■ **TASK OBJECTIVE**: Reproduce the listing below in its entirety. Change nothing.

----

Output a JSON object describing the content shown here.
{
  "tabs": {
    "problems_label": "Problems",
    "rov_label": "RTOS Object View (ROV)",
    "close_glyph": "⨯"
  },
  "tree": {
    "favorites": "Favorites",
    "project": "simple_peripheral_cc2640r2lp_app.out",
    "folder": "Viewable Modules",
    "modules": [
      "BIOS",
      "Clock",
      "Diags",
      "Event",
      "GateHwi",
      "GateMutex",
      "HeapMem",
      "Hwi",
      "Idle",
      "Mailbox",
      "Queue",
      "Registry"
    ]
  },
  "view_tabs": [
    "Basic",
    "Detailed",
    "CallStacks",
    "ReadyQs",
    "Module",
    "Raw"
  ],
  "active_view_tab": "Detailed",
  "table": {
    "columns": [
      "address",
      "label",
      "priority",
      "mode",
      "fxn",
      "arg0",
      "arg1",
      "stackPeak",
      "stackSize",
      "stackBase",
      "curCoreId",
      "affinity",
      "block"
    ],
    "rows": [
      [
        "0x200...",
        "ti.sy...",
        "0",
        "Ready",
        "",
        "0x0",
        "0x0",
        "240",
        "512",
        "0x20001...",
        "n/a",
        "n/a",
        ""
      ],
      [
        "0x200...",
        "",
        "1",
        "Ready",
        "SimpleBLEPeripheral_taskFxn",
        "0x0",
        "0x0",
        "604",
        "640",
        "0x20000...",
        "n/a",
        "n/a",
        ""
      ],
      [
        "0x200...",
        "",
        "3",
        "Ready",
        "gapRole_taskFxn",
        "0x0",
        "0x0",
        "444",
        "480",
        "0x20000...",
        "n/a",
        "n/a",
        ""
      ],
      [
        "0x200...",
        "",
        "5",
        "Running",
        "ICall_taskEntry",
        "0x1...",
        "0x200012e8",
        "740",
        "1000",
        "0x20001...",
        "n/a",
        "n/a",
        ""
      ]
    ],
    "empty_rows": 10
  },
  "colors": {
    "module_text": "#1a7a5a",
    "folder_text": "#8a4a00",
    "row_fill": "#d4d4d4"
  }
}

----

■ **OUTPUT BELOW**:
Output a JSON object describing the content shown here.
{
  "tabs": {
    "problems_label": "Problems",
    "rov_label": "RTOS Object View (ROV)",
    "close_glyph": "⨯"
  },
  "tree": {
    "favorites": "Favorites",
    "project": "simple_peripheral_cc2640r2lp_app.out",
    "folder": "Viewable Modules",
    "modules": [
      "BIOS",
      "Clock",
      "Diags",
      "Event",
      "GateHwi",
      "GateMutex",
      "HeapMem",
      "Hwi",
      "Idle",
      "Mailbox",
      "Queue",
      "Registry"
    ]
  },
  "view_tabs": [
    "Basic",
    "Detailed",
    "CallStacks",
    "ReadyQs",
    "Module",
    "Raw"
  ],
  "active_view_tab": "Detailed",
  "table": {
    "columns": [
      "address",
      "label",
      "priority",
      "mode",
      "fxn",
      "arg0",
      "arg1",
      "stackPeak",
      "stackSize",
      "stackBase",
      "curCoreId",
      "affinity",
      "block"
    ],
    "rows": [
      [
        "0x200...",
        "ti.sy...",
        "0",
        "Ready",
        "",
        "0x0",
        "0x0",
        "240",
        "512",
        "0x20001...",
        "n/a",
        "n/a",
        ""
      ],
      [
        "0x200...",
        "",
        "1",
        "Ready",
        "SimpleBLEPeripheral_taskFxn",
        "0x0",
        "0x0",
        "604",
        "640",
        "0x20000...",
        "n/a",
        "n/a",
        ""
      ],
      [
        "0x200...",
        "",
        "3",
        "Ready",
        "gapRole_taskFxn",
        "0x0",
        "0x0",
        "444",
        "480",
        "0x20000...",
        "n/a",
        "n/a",
        ""
      ],
      [
        "0x200...",
        "",
        "5",
        "Running",
        "ICall_taskEntry",
        "0x1...",
        "0x200012e8",
        "740",
        "1000",
        "0x20001...",
        "n/a",
        "n/a",
        ""
      ]
    ],
    "empty_rows": 10
  },
  "colors": {
    "module_text": "#1a7a5a",
    "folder_text": "#8a4a00",
    "row_fill": "#d4d4d4"
  }
}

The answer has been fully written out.